PROBLEM REQUIREMENTS -> Write every record out again exactly as given.

(Raw records)
______________________________

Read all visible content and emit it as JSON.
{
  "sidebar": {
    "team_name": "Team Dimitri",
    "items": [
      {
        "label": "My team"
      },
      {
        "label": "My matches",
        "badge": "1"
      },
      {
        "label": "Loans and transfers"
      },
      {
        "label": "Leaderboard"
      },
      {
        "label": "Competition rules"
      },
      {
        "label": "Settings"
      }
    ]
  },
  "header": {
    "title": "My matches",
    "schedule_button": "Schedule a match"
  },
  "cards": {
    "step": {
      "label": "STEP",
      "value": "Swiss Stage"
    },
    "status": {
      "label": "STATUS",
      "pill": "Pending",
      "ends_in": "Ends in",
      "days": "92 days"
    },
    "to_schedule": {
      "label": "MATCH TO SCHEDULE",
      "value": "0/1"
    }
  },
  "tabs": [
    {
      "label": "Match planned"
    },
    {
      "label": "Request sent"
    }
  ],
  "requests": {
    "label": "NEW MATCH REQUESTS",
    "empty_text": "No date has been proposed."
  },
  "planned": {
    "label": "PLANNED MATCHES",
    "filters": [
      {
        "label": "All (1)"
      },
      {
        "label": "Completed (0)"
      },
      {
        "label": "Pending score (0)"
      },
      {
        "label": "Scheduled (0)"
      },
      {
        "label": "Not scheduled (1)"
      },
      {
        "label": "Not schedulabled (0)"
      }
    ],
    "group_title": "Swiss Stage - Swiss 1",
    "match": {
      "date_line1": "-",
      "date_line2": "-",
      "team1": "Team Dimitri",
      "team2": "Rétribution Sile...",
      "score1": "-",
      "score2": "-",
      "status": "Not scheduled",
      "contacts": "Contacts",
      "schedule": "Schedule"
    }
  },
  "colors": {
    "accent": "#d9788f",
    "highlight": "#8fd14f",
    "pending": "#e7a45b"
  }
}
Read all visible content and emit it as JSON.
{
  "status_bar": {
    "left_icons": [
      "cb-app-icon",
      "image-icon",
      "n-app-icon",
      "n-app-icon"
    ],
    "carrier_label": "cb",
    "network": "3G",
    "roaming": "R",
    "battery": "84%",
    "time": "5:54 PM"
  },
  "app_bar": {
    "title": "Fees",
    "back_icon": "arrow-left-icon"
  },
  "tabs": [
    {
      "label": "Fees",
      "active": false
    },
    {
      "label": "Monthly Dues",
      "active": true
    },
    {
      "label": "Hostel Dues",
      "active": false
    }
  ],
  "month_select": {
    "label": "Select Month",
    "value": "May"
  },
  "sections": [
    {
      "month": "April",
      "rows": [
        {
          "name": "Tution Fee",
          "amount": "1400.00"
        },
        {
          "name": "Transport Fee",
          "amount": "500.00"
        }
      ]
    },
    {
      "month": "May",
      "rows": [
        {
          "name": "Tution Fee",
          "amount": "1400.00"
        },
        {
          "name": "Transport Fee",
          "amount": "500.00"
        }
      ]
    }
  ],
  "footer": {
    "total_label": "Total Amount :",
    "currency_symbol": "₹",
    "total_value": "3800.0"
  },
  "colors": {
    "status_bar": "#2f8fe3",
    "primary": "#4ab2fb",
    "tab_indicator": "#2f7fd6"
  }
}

______________________________

SOLUTION FOR THIS EXERCISE ->
Read all visible content and emit it as JSON.
{
  "sidebar": {
    "team_name": "Team Dimitri",
    "items": [
      {
        "label": "My team"
      },
      {
        "label": "My matches",
        "badge": "1"
      },
      {
        "label": "Loans and transfers"
      },
      {
        "label": "Leaderboard"
      },
      {
        "label": "Competition rules"
      },
      {
        "label": "Settings"
      }
    ]
  },
  "header": {
    "title": "My matches",
    "schedule_button": "Schedule a match"
  },
  "cards": {
    "step": {
      "label": "STEP",
      "value": "Swiss Stage"
    },
    "status": {
      "label": "STATUS",
      "pill": "Pending",
      "ends_in": "Ends in",
      "days": "92 days"
    },
    "to_schedule": {
      "label": "MATCH TO SCHEDULE",
      "value": "0/1"
    }
  },
  "tabs": [
    {
      "label": "Match planned"
    },
    {
      "label": "Request sent"
    }
  ],
  "requests": {
    "label": "NEW MATCH REQUESTS",
    "empty_text": "No date has been proposed."
  },
  "planned": {
    "label": "PLANNED MATCHES",
    "filters": [
      {
        "label": "All (1)"
      },
      {
        "label": "Completed (0)"
      },
      {
        "label": "Pending score (0)"
      },
      {
        "label": "Scheduled (0)"
      },
      {
        "label": "Not scheduled (1)"
      },
      {
        "label": "Not schedulabled (0)"
      }
    ],
    "group_title": "Swiss Stage - Swiss 1",
    "match": {
      "date_line1": "-",
      "date_line2": "-",
      "team1": "Team Dimitri",
      "team2": "Rétribution Sile...",
      "score1": "-",
      "score2": "-",
      "status": "Not scheduled",
      "contacts": "Contacts",
      "schedule": "Schedule"
    }
  },
  "colors": {
    "accent": "#d9788f",
    "highlight": "#8fd14f",
    "pending": "#e7a45b"
  }
}
Read all visible content and emit it as JSON.
{
  "status_bar": {
    "left_icons": [
      "cb-app-icon",
      "image-icon",
      "n-app-icon",
      "n-app-icon"
    ],
    "carrier_label": "cb",
    "network": "3G",
    "roaming": "R",
    "battery": "84%",
    "time": "5:54 PM"
  },
  "app_bar": {
    "title": "Fees",
    "back_icon": "arrow-left-icon"
  },
  "tabs": [
    {
      "label": "Fees",
      "active": false
    },
    {
      "label": "Monthly Dues",
      "active": true
    },
    {
      "label": "Hostel Dues",
      "active": false
    }
  ],
  "month_select": {
    "label": "Select Month",
    "value": "May"
  },
  "sections": [
    {
      "month": "April",
      "rows": [
        {
          "name": "Tution Fee",
          "amount": "1400.00"
        },
        {
          "name": "Transport Fee",
          "amount": "500.00"
        }
      ]
    },
    {
      "month": "May",
      "rows": [
        {
          "name": "Tution Fee",
          "amount": "1400.00"
        },
        {
          "name": "Transport Fee",
          "amount": "500.00"
        }
      ]
    }
  ],
  "footer": {
    "total_label": "Total Amount :",
    "currency_symbol": "₹",
    "total_value": "3800.0"
  },
  "colors": {
    "status_bar": "#2f8fe3",
    "primary": "#4ab2fb",
    "tab_indicator": "#2f7fd6"
  }
}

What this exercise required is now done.